Requirement =
Search the records below for the word "回忆鲁迅先生" and show every line where it occurs.

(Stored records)
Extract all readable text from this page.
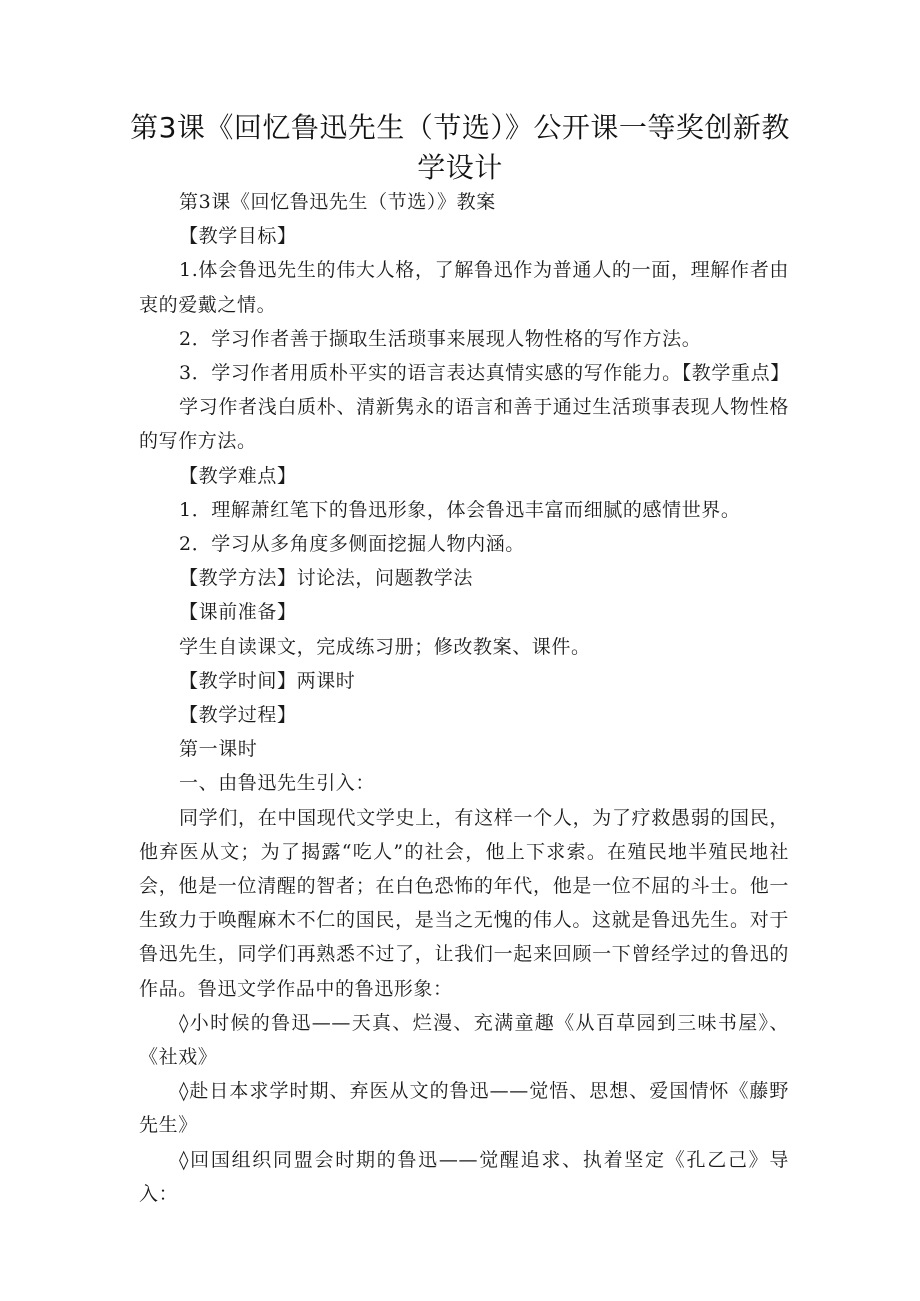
第3课《回忆鲁迅先生（节选）》公开课一等奖创新教学设计

第3课《回忆鲁迅先生（节选）》教案

【教学目标】

1.体会鲁迅先生的伟大人格，了解鲁迅作为普通人的一面，理解作者由衷的爱戴之情。

2．学习作者善于撷取生活琐事来展现人物性格的写作方法。

3．学习作者用质朴平实的语言表达真情实感的写作能力。【教学重点】

学习作者浅白质朴、清新隽永的语言和善于通过生活琐事表现人物性格的写作方法。

【教学难点】

1．理解萧红笔下的鲁迅形象，体会鲁迅丰富而细腻的感情世界。

2．学习从多角度多侧面挖掘人物内涵。

【教学方法】讨论法，问题教学法

【课前准备】

学生自读课文，完成练习册；修改教案、课件。

【教学时间】两课时

【教学过程】

第一课时

一、由鲁迅先生引入：

同学们，在中国现代文学史上，有这样一个人，为了疗救愚弱的国民，他弃医从文；为了揭露“吃人”的社会，他上下求索。在殖民地半殖民地社会，他是一位清醒的智者；在白色恐怖的年代，他是一位不屈的斗士。他一生致力于唤醒麻木不仁的国民，是当之无愧的伟人。这就是鲁迅先生。对于鲁迅先生，同学们再熟悉不过了，让我们一起来回顾一下曾经学过的鲁迅的作品。鲁迅文学作品中的鲁迅形象：

◊小时候的鲁迅——天真、烂漫、充满童趣《从百草园到三味书屋》、《社戏》

◊赴日本求学时期、弃医从文的鲁迅——觉悟、思想、爱国情怀《藤野先生》

◊回国组织同盟会时期的鲁迅——觉醒追求、执着坚定《孔乙己》导入：
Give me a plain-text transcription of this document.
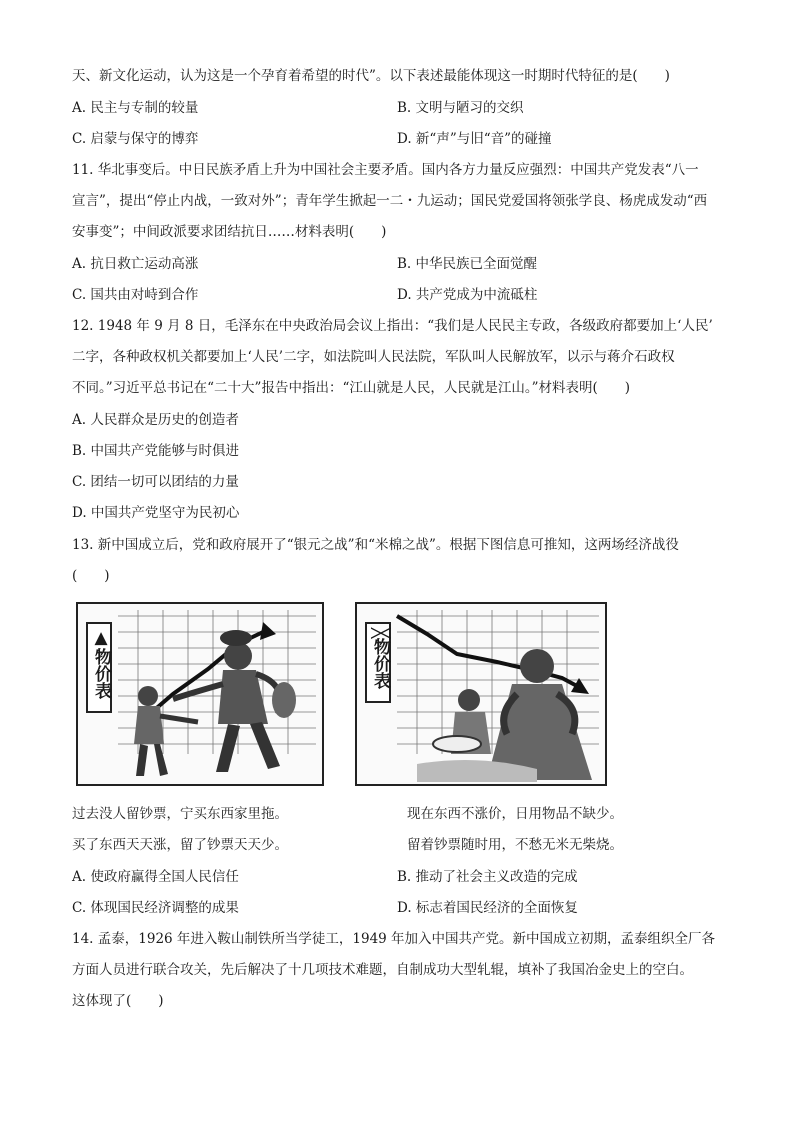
天、新文化运动，认为这是一个孕育着希望的时代”。以下表述最能体现这一时期时代特征的是(　　)
A. 民主与专制的较量	B. 文明与陋习的交织
C. 启蒙与保守的博弈	D. 新“声”与旧“音”的碰撞
11. 华北事变后。中日民族矛盾上升为中国社会主要矛盾。国内各方力量反应强烈：中国共产党发表“八一
宣言”，提出“停止内战，一致对外”；青年学生掀起一二・九运动；国民党爱国将领张学良、杨虎成发动“西
安事变”；中间政派要求团结抗日……材料表明(　　)
A. 抗日救亡运动高涨	B. 中华民族已全面觉醒
C. 国共由对峙到合作	D. 共产党成为中流砥柱
12. 1948 年 9 月 8 日，毛泽东在中央政治局会议上指出：“我们是人民民主专政，各级政府都要加上‘人民’
二字，各种政权机关都要加上‘人民’二字，如法院叫人民法院，军队叫人民解放军，以示与蒋介石政权
不同。”习近平总书记在“二十大”报告中指出：“江山就是人民，人民就是江山。”材料表明(　　)
A. 人民群众是历史的创造者
B. 中国共产党能够与时俱进
C. 团结一切可以团结的力量
D. 中国共产党坚守为民初心
13. 新中国成立后，党和政府展开了“银元之战”和“米棉之战”。根据下图信息可推知，这两场经济战役
(　　)
▲物价表	╳物价表
过去没人留钞票，宁买东西家里拖。
买了东西天天涨，留了钞票天天少。
现在东西不涨价，日用物品不缺少。
留着钞票随时用，不愁无米无柴烧。
A. 使政府赢得全国人民信任	B. 推动了社会主义改造的完成
C. 体现国民经济调整的成果	D. 标志着国民经济的全面恢复
14. 孟泰，1926 年进入鞍山制铁所当学徒工，1949 年加入中国共产党。新中国成立初期，孟泰组织全厂各
方面人员进行联合攻关，先后解决了十几项技术难题，自制成功大型轧辊，填补了我国冶金史上的空白。
这体现了(　　)
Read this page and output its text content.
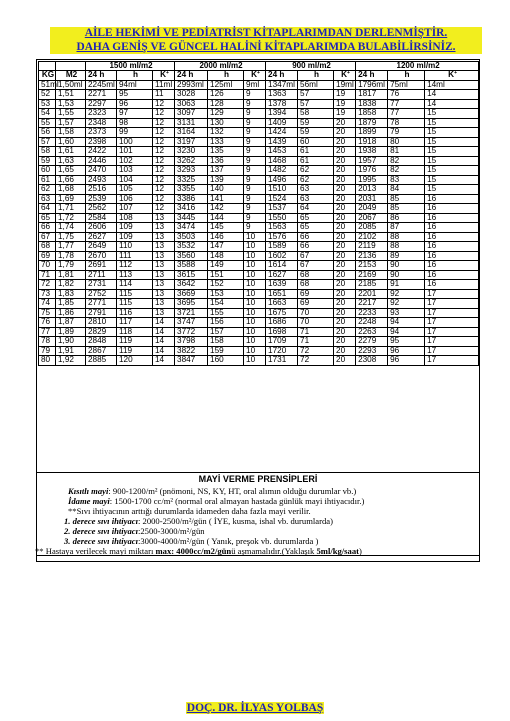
AİLE HEKİMİ VE PEDİATRİST KİTAPLARIMDAN DERLENMİŞTİR.
DAHA GENİŞ VE GÜNCEL HALİNİ KİTAPLARIMDA BULABİLİRSİNİZ.
		1500 ml/m2			2000 ml/m2			900 ml/m2			1200 ml/m2		
KG	M2	24 h	h	K+	24 h	h	K+	24 h	h	K+	24 h	h	K+
51ml	1,50ml	2245ml	94ml	11ml	2993ml	125ml	9ml	1347ml	56ml	19ml	1796ml	75ml	14ml
52	1,51	2271	95	11	3028	126	9	1363	57	19	1817	76	14
53	1,53	2297	96	12	3063	128	9	1378	57	19	1838	77	14
54	1,55	2323	97	12	3097	129	9	1394	58	19	1858	77	15
55	1,57	2348	98	12	3131	130	9	1409	59	20	1879	78	15
56	1,58	2373	99	12	3164	132	9	1424	59	20	1899	79	15
57	1,60	2398	100	12	3197	133	9	1439	60	20	1918	80	15
58	1,61	2422	101	12	3230	135	9	1453	61	20	1938	81	15
59	1,63	2446	102	12	3262	136	9	1468	61	20	1957	82	15
60	1,65	2470	103	12	3293	137	9	1482	62	20	1976	82	15
61	1,66	2493	104	12	3325	139	9	1496	62	20	1995	83	15
62	1,68	2516	105	12	3355	140	9	1510	63	20	2013	84	15
63	1,69	2539	106	12	3386	141	9	1524	63	20	2031	85	16
64	1,71	2562	107	12	3416	142	9	1537	64	20	2049	85	16
65	1,72	2584	108	13	3445	144	9	1550	65	20	2067	86	16
66	1,74	2606	109	13	3474	145	9	1563	65	20	2085	87	16
67	1,75	2627	109	13	3503	146	10	1576	66	20	2102	88	16
68	1,77	2649	110	13	3532	147	10	1589	66	20	2119	88	16
69	1,78	2670	111	13	3560	148	10	1602	67	20	2136	89	16
70	1,79	2691	112	13	3588	149	10	1614	67	20	2153	90	16
71	1,81	2711	113	13	3615	151	10	1627	68	20	2169	90	16
72	1,82	2731	114	13	3642	152	10	1639	68	20	2185	91	16
73	1,83	2752	115	13	3669	153	10	1651	69	20	2201	92	17
74	1,85	2771	115	13	3695	154	10	1663	69	20	2217	92	17
75	1,86	2791	116	13	3721	155	10	1675	70	20	2233	93	17
76	1,87	2810	117	14	3747	156	10	1686	70	20	2248	94	17
77	1,89	2829	118	14	3772	157	10	1698	71	20	2263	94	17
78	1,90	2848	119	14	3798	158	10	1709	71	20	2279	95	17
79	1,91	2867	119	14	3822	159	10	1720	72	20	2293	96	17
80	1,92	2885	120	14	3847	160	10	1731	72	20	2308	96	17
MAYİ VERME PRENSİPLERİ
Kısıtlı mayi: 900-1200/m² (pnömoni, NS, KY, HT, oral alımın olduğu durumlar vb.)
İdame mayi: 1500-1700 cc/m² (normal oral almayan hastada günlük mayi ihtiyacıdır.)
**Sıvı ihtiyacının arttığı durumlarda idameden daha fazla mayi verilir.
1. derece sıvı ihtiyacı: 2000-2500/m²/gün ( İYE, kusma, ishal vb. durumlarda)
2. derece sıvı ihtiyacı:2500-3000/m²/gün
3. derece sıvı ihtiyacı:3000-4000/m²/gün ( Yanık, preşok vb. durumlarda )
** Hastaya verilecek mayi miktarı max: 4000cc/m2/günü aşmamalıdır.(Yaklaşık 5ml/kg/saat)
DOÇ. DR. İLYAS YOLBAŞ
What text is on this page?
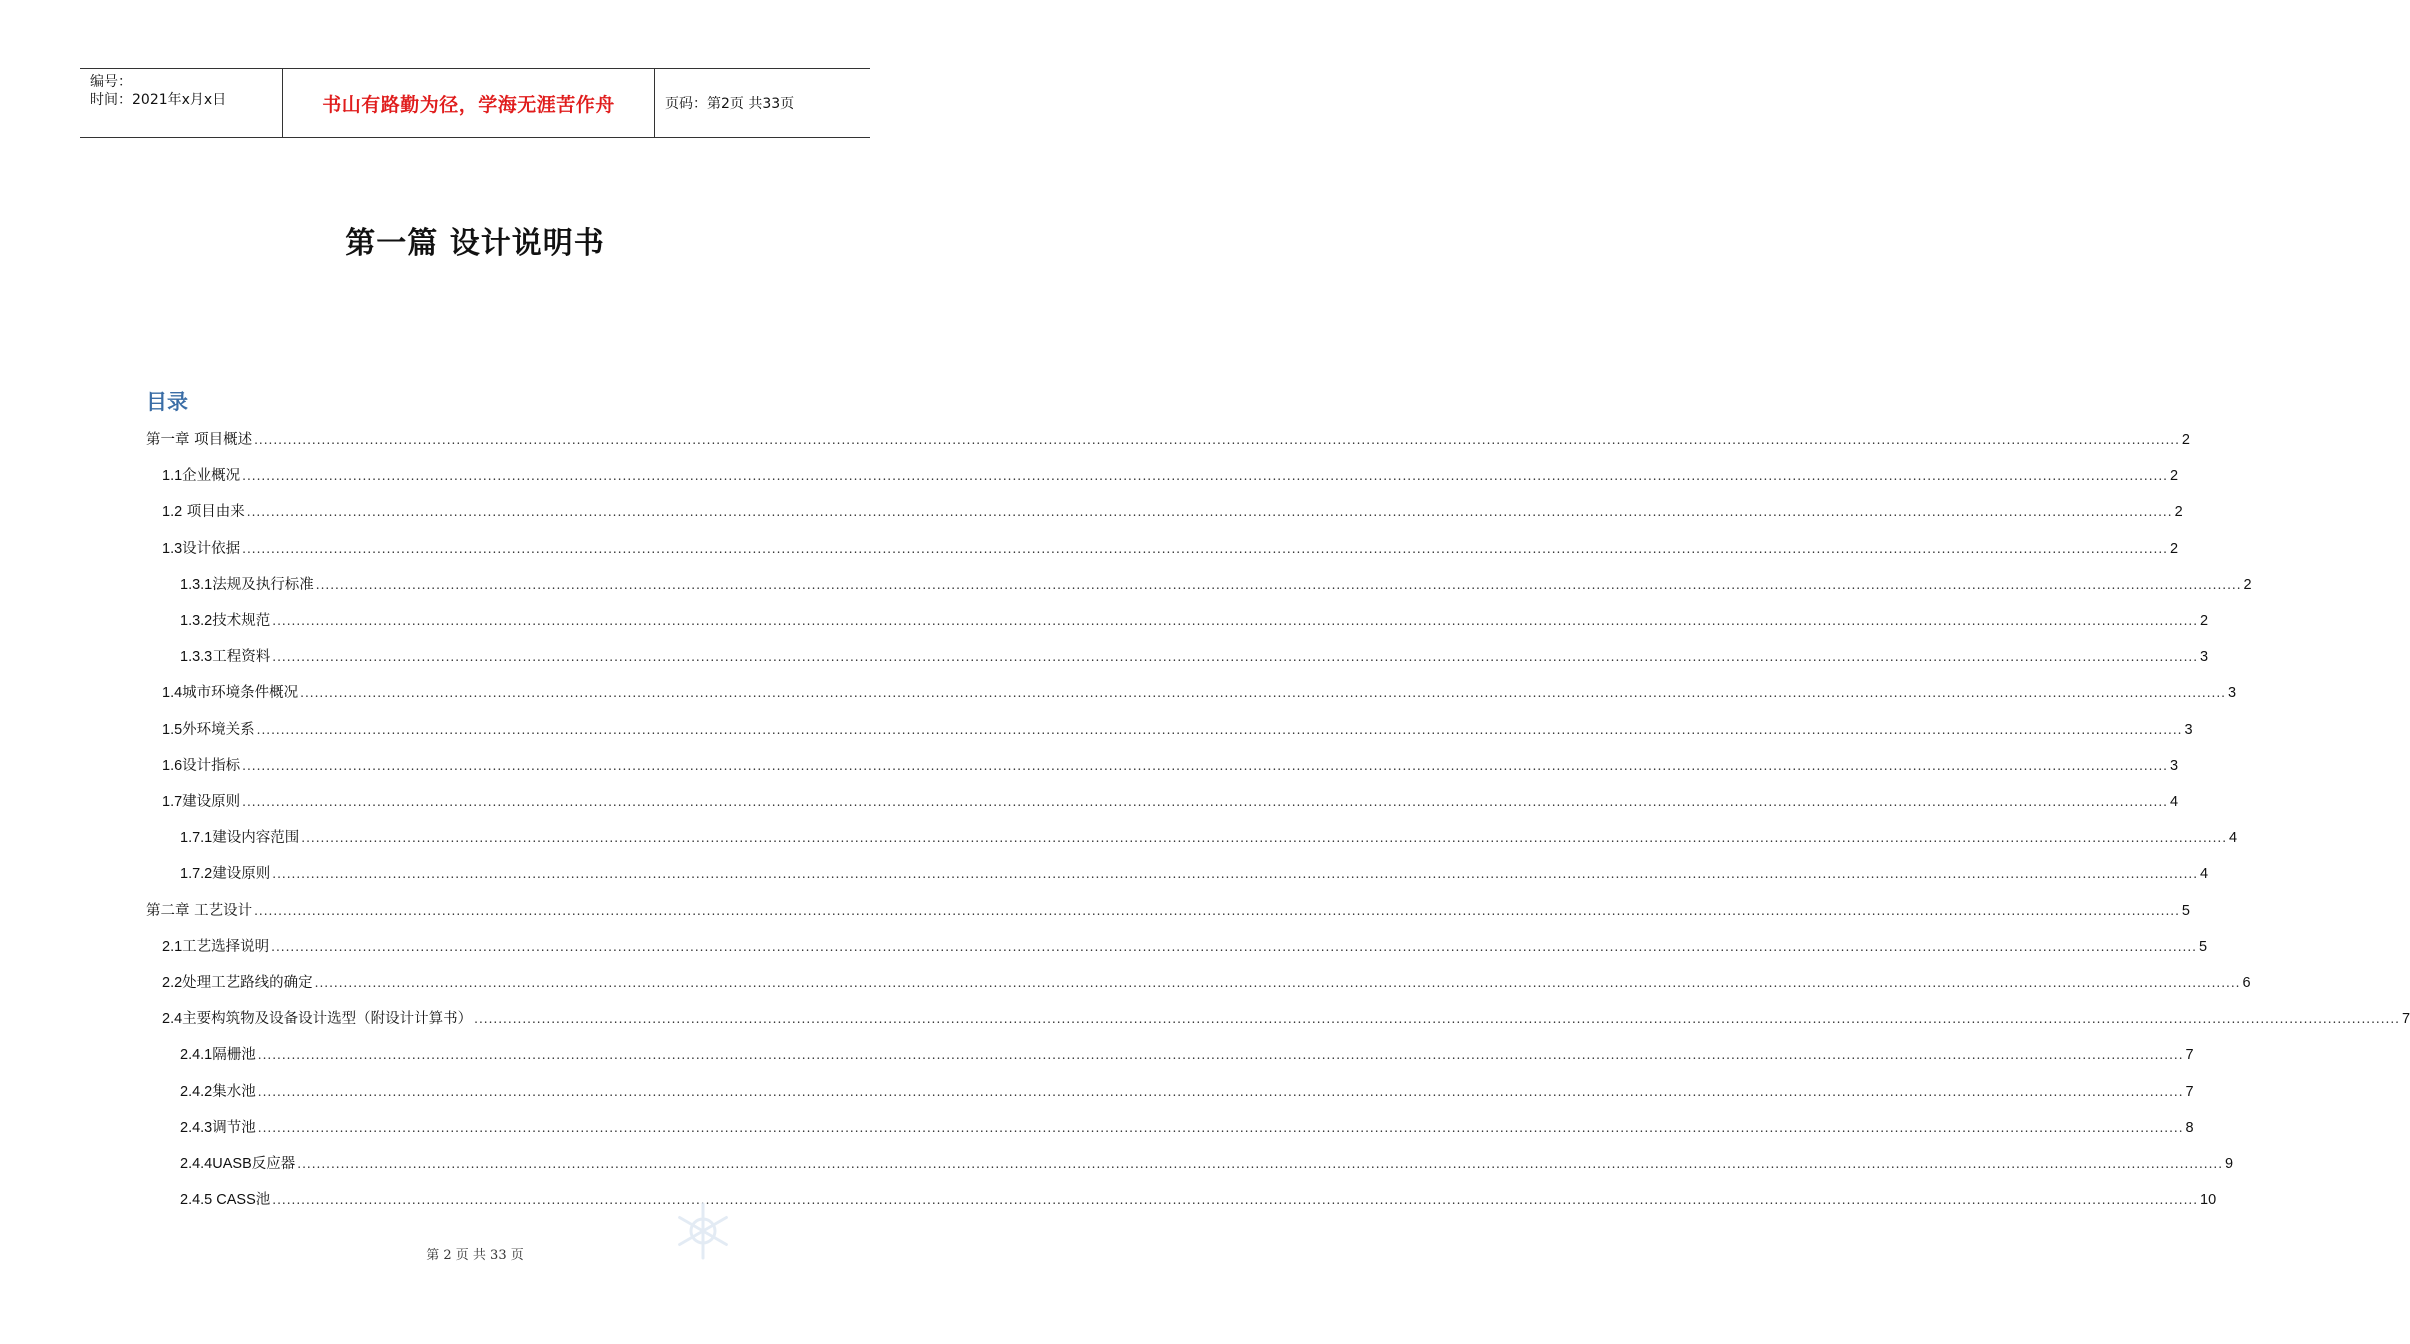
编号：
时间：2021年x月x日	书山有路勤为径，学海无涯苦作舟	页码：第2页 共33页
第一篇 设计说明书
目录
第一章 项目概述 ................................................................................................................................................................................................................................................................................................................................................................................................................ 2
1.1企业概况 ................................................................................................................................................................................................................................................................................................................................................................................................................ 2
1.2 项目由来 ................................................................................................................................................................................................................................................................................................................................................................................................................ 2
1.3设计依据 ................................................................................................................................................................................................................................................................................................................................................................................................................ 2
1.3.1法规及执行标准 ................................................................................................................................................................................................................................................................................................................................................................................................................ 2
1.3.2技术规范 ................................................................................................................................................................................................................................................................................................................................................................................................................ 2
1.3.3工程资料 ................................................................................................................................................................................................................................................................................................................................................................................................................ 3
1.4城市环境条件概况 ................................................................................................................................................................................................................................................................................................................................................................................................................ 3
1.5外环境关系 ................................................................................................................................................................................................................................................................................................................................................................................................................ 3
1.6设计指标 ................................................................................................................................................................................................................................................................................................................................................................................................................ 3
1.7建设原则 ................................................................................................................................................................................................................................................................................................................................................................................................................ 4
1.7.1建设内容范围 ................................................................................................................................................................................................................................................................................................................................................................................................................ 4
1.7.2建设原则 ................................................................................................................................................................................................................................................................................................................................................................................................................ 4
第二章 工艺设计 ................................................................................................................................................................................................................................................................................................................................................................................................................ 5
2.1工艺选择说明 ................................................................................................................................................................................................................................................................................................................................................................................................................ 5
2.2处理工艺路线的确定 ................................................................................................................................................................................................................................................................................................................................................................................................................ 6
2.4主要构筑物及设备设计选型（附设计计算书） ................................................................................................................................................................................................................................................................................................................................................................................................................ 7
2.4.1隔栅池 ................................................................................................................................................................................................................................................................................................................................................................................................................ 7
2.4.2集水池 ................................................................................................................................................................................................................................................................................................................................................................................................................ 7
2.4.3调节池 ................................................................................................................................................................................................................................................................................................................................................................................................................ 8
2.4.4UASB反应器 ................................................................................................................................................................................................................................................................................................................................................................................................................ 9
2.4.5 CASS池 ................................................................................................................................................................................................................................................................................................................................................................................................................ 10
第 2 页 共 33 页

Answer to this task =
第3课《回忆鲁迅先生（节选）》公开课一等奖创新教学设计
第3课《回忆鲁迅先生（节选）》教案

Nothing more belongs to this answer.